[TASK INSTRUCTIONS]: Review the material line by line. Identify and copy every line that contains the string "Подпрограмма".

---- RECORD LIST

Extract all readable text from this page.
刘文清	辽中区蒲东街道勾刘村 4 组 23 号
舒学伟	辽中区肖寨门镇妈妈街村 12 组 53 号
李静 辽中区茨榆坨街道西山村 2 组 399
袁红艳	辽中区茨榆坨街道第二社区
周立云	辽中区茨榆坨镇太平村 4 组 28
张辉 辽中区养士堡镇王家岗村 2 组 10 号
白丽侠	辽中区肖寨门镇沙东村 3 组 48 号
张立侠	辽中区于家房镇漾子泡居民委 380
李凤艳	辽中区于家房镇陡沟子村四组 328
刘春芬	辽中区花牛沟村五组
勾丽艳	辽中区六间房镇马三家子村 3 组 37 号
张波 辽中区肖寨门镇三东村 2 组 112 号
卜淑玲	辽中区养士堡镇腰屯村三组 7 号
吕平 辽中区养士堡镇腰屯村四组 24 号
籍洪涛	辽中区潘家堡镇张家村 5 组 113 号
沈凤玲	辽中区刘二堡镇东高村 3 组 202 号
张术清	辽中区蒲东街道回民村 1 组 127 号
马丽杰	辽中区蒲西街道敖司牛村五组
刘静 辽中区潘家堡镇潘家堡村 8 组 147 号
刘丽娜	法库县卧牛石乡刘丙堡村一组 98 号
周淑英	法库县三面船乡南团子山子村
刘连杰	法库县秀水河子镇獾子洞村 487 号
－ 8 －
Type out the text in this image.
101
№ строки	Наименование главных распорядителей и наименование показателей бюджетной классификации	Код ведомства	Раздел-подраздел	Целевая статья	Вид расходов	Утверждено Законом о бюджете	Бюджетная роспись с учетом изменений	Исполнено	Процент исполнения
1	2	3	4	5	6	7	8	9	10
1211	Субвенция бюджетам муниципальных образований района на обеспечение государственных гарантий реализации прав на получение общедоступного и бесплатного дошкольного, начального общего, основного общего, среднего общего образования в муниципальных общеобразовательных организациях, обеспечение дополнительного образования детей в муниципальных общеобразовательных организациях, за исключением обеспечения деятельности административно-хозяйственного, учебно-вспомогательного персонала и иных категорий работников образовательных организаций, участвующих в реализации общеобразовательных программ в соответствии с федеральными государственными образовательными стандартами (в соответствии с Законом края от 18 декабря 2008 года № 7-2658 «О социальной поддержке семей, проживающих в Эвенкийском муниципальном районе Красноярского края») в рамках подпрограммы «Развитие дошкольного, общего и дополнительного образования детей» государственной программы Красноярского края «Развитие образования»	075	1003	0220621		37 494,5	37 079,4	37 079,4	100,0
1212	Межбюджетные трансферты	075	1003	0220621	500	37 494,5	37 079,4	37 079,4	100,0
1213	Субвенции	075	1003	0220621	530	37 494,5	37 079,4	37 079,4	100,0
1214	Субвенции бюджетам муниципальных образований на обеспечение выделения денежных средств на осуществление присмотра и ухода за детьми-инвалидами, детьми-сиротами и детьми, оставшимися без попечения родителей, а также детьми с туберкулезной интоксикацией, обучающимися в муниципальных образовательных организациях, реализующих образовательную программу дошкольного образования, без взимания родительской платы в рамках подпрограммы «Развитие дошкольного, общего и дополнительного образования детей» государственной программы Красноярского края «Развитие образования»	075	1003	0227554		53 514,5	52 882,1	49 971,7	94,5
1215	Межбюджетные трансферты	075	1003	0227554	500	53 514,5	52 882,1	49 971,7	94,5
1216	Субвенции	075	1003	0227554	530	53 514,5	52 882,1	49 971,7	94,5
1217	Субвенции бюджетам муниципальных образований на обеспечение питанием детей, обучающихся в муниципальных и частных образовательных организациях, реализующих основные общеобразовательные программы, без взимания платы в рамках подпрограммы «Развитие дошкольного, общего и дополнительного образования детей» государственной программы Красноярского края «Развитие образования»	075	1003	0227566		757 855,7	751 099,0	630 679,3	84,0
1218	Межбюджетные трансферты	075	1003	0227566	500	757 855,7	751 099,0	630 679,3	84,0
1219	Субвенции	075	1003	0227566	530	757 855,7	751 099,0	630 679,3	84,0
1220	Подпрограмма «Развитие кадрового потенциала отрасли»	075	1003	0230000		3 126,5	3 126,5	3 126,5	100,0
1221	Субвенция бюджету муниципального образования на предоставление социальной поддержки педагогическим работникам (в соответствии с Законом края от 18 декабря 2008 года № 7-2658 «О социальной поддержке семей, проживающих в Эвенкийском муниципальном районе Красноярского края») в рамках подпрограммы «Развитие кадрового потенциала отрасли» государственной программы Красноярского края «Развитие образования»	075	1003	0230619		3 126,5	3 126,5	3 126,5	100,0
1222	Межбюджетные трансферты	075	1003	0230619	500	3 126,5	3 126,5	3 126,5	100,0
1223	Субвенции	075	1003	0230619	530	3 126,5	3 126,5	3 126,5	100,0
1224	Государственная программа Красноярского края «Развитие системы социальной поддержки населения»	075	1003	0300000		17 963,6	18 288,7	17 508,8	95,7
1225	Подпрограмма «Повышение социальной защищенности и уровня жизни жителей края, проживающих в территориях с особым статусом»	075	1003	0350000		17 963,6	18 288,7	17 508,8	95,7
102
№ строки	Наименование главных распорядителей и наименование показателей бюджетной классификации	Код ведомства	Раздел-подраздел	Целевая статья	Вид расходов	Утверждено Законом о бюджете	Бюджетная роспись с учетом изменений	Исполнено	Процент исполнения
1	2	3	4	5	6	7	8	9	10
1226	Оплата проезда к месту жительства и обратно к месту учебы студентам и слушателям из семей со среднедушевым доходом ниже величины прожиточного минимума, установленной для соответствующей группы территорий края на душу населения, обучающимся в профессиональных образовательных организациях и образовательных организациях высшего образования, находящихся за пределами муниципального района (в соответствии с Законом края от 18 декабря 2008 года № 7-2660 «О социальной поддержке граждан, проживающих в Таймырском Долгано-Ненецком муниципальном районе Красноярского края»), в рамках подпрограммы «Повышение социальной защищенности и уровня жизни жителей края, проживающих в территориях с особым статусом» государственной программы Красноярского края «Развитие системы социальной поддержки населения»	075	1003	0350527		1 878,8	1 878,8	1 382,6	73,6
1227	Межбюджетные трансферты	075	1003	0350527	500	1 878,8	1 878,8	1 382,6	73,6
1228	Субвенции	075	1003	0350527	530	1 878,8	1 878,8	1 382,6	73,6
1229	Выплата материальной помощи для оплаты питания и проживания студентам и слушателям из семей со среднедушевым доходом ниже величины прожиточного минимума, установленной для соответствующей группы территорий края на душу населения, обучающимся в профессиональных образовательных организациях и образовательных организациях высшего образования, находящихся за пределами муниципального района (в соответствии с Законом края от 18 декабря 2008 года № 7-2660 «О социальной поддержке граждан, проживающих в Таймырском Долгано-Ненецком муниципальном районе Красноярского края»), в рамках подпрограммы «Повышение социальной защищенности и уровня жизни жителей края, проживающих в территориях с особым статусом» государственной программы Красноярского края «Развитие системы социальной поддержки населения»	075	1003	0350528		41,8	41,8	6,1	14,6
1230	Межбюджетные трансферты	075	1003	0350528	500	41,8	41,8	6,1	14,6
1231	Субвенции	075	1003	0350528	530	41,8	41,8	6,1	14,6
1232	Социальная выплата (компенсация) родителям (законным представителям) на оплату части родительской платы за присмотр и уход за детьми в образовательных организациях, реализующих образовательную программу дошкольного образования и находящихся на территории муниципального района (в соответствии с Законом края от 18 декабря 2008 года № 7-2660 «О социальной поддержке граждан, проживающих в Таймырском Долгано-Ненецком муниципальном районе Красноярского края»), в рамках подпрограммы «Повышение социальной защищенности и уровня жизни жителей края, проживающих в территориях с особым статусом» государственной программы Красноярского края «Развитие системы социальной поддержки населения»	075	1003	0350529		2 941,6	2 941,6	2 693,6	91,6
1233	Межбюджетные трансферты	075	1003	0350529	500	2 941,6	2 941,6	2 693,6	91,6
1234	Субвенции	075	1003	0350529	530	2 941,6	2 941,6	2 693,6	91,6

--------

[ANSWER BELOW]:
1220	Подпрограмма «Развитие кадрового потенциала отрасли»	075	1003	0230000		3 126,5	3 126,5	3 126,5	100,0
1225	Подпрограмма «Повышение социальной защищенности и уровня жизни жителей края, проживающих в территориях с особым статусом»	075	1003	0350000		17 963,6	18 288,7	17 508,8	95,7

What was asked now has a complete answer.